* **Records for the task**
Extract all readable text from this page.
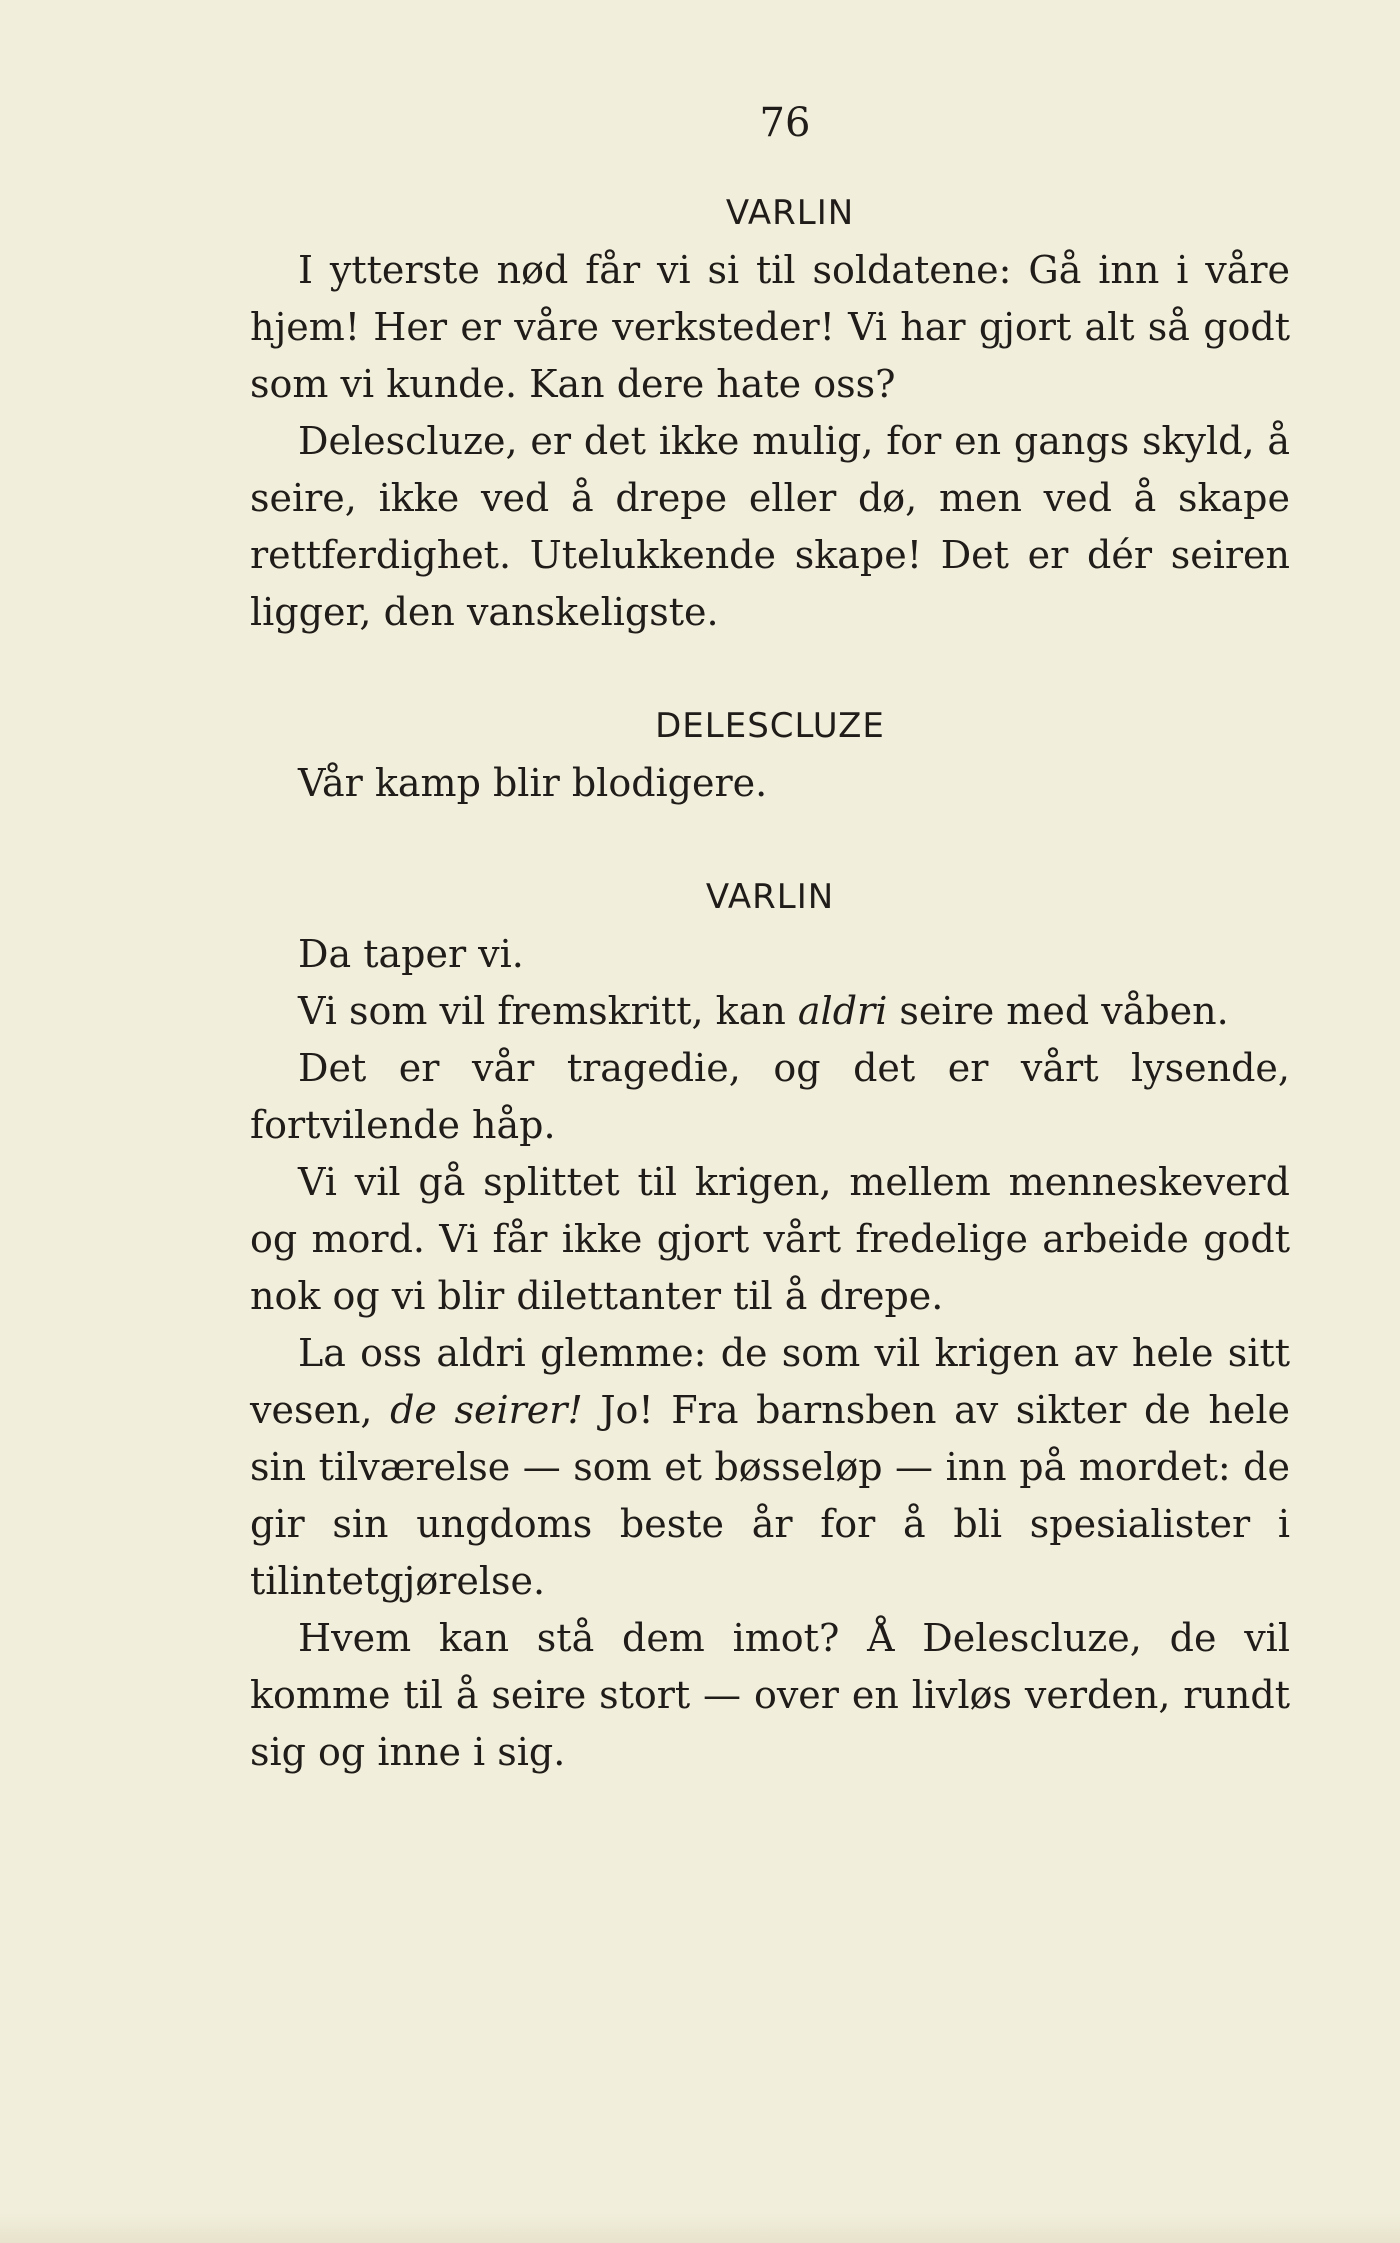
76
VARLIN

I ytterste nød får vi si til soldatene: Gå inn i våre hjem! Her er våre verksteder! Vi har gjort alt så godt som vi kunde. Kan dere hate oss?

Delescluze, er det ikke mulig, for en gangs skyld, å seire, ikke ved å drepe eller dø, men ved å skape rettferdighet. Utelukkende skape! Det er dér seiren ligger, den vanskeligste.

DELESCLUZE

Vår kamp blir blodigere.

VARLIN

Da taper vi.

Vi som vil fremskritt, kan aldri seire med våben.

Det er vår tragedie, og det er vårt lysende, fortvilende håp.

Vi vil gå splittet til krigen, mellem menneskeverd og mord. Vi får ikke gjort vårt fredelige arbeide godt nok og vi blir dilettanter til å drepe.

La oss aldri glemme: de som vil krigen av hele sitt vesen, de seirer! Jo! Fra barnsben av sikter de hele sin tilværelse — som et bøsseløp — inn på mordet: de gir sin ungdoms beste år for å bli spesialister i tilintetgjørelse.

Hvem kan stå dem imot? Å Delescluze, de vil komme til å seire stort — over en livløs verden, rundt sig og inne i sig.
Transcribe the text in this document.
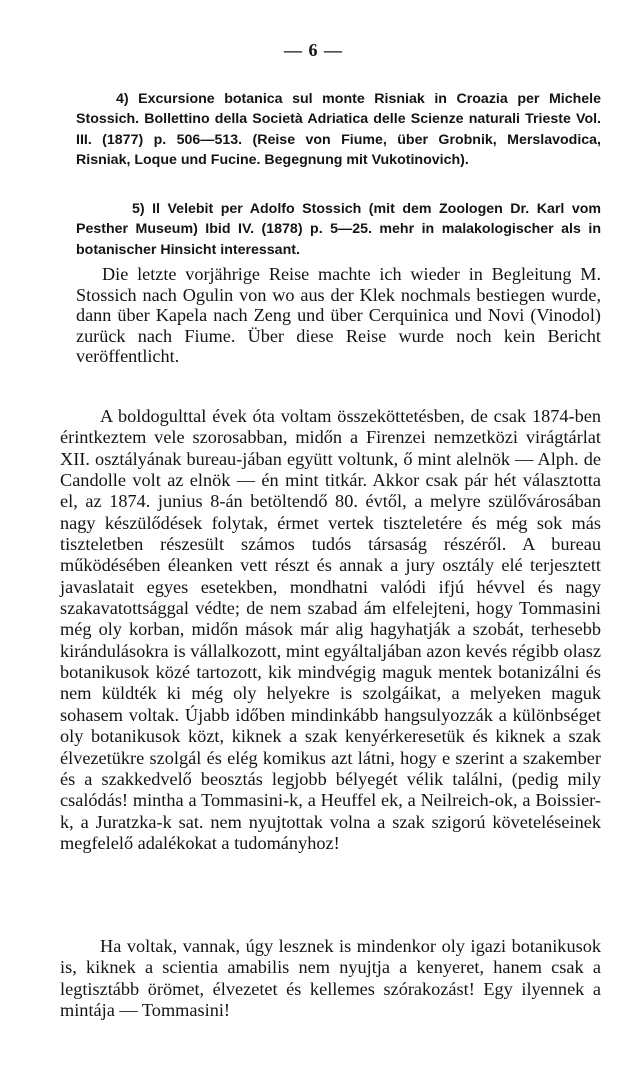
— 6 —

4) Excursione botanica sul monte Risniak in Croazia per Michele Stossich. Bollettino della Società Adriatica delle Scienze naturali Trieste Vol. III. (1877) p. 506—513. (Reise von Fiume, über Grobnik, Merslavodica, Risniak, Loque und Fucine. Begegnung mit Vukotinovich).

5) Il Velebit per Adolfo Stossich (mit dem Zoologen Dr. Karl vom Pesther Museum) Ibid IV. (1878) p. 5—25. mehr in malakologischer als in botanischer Hinsicht interessant.

Die letzte vorjährige Reise machte ich wieder in Begleitung M. Stossich nach Ogulin von wo aus der Klek nochmals bestiegen wurde, dann über Kapela nach Zeng und über Cerquinica und Novi (Vinodol) zurück nach Fiume. Über diese Reise wurde noch kein Bericht veröffentlicht.

A boldogulttal évek óta voltam összeköttetésben, de csak 1874-ben érintkeztem vele szorosabban, midőn a Firenzei nemzetközi virágtárlat XII. osztályának bureau-jában együtt voltunk, ő mint alelnök — Alph. de Candolle volt az elnök — én mint titkár. Akkor csak pár hét választotta el, az 1874. junius 8-án betöltendő 80. évtől, a melyre szülővárosában nagy készülődések folytak, érmet vertek tiszteletére és még sok más tiszteletben részesült számos tudós társaság részéről. A bureau működésében éleanken vett részt és annak a jury osztály elé terjesztett javaslatait egyes esetekben, mondhatni valódi ifjú hévvel és nagy szakavatottsággal védte; de nem szabad ám elfelejteni, hogy Tommasini még oly korban, midőn mások már alig hagyhatják a szobát, terhesebb kirándulásokra is vállalkozott, mint egyáltaljában azon kevés régibb olasz botanikusok közé tartozott, kik mindvégig maguk mentek botanizálni és nem küldték ki még oly helyekre is szolgáikat, a melyeken maguk sohasem voltak. Újabb időben mindinkább hangsulyozzák a különbséget oly botanikusok közt, kiknek a szak kenyérkeresetük és kiknek a szak élvezetükre szolgál és elég komikus azt látni, hogy e szerint a szakember és a szakkedvelő beosztás legjobb bélyegét vélik találni, (pedig mily csalódás! mintha a Tommasini-k, a Heuffel ek, a Neilreich-ok, a Boissier-k, a Juratzka-k sat. nem nyujtottak volna a szak szigorú követeléseinek megfelelő adalékokat a tudományhoz!

Ha voltak, vannak, úgy lesznek is mindenkor oly igazi botanikusok is, kiknek a scientia amabilis nem nyujtja a kenyeret, hanem csak a legtisztább örömet, élvezetet és kellemes szórakozást! Egy ilyennek a mintája — Tommasini!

* **Written problem**
In the entries above, identify every line with the string "botanikusok".

* **Response to the exercise**
A boldogulttal évek óta voltam összeköttetésben, de csak 1874-ben érintkeztem vele szorosabban, midőn a Firenzei nemzetközi virágtárlat XII. osztályának bureau-jában együtt voltunk, ő mint alelnök — Alph. de Candolle volt az elnök — én mint titkár. Akkor csak pár hét választotta el, az 1874. junius 8-án betöltendő 80. évtől, a melyre szülővárosában nagy készülődések folytak, érmet vertek tiszteletére és még sok más tiszteletben részesült számos tudós társaság részéről. A bureau működésében éleanken vett részt és annak a jury osztály elé terjesztett javaslatait egyes esetekben, mondhatni valódi ifjú hévvel és nagy szakavatottsággal védte; de nem szabad ám elfelejteni, hogy Tommasini még oly korban, midőn mások már alig hagyhatják a szobát, terhesebb kirándulásokra is vállalkozott, mint egyáltaljában azon kevés régibb olasz botanikusok közé tartozott, kik mindvégig maguk mentek botanizálni és nem küldték ki még oly helyekre is szolgáikat, a melyeken maguk sohasem voltak. Újabb időben mindinkább hangsulyozzák a különbséget oly botanikusok közt, kiknek a szak kenyérkeresetük és kiknek a szak élvezetükre szolgál és elég komikus azt látni, hogy e szerint a szakember és a szakkedvelő beosztás legjobb bélyegét vélik találni, (pedig mily csalódás! mintha a Tommasini-k, a Heuffel ek, a Neilreich-ok, a Boissier-k, a Juratzka-k sat. nem nyujtottak volna a szak szigorú követeléseinek megfelelő adalékokat a tudományhoz!
Ha voltak, vannak, úgy lesznek is mindenkor oly igazi botanikusok is, kiknek a scientia amabilis nem nyujtja a kenyeret, hanem csak a legtisztább örömet, élvezetet és kellemes szórakozást! Egy ilyennek a mintája — Tommasini!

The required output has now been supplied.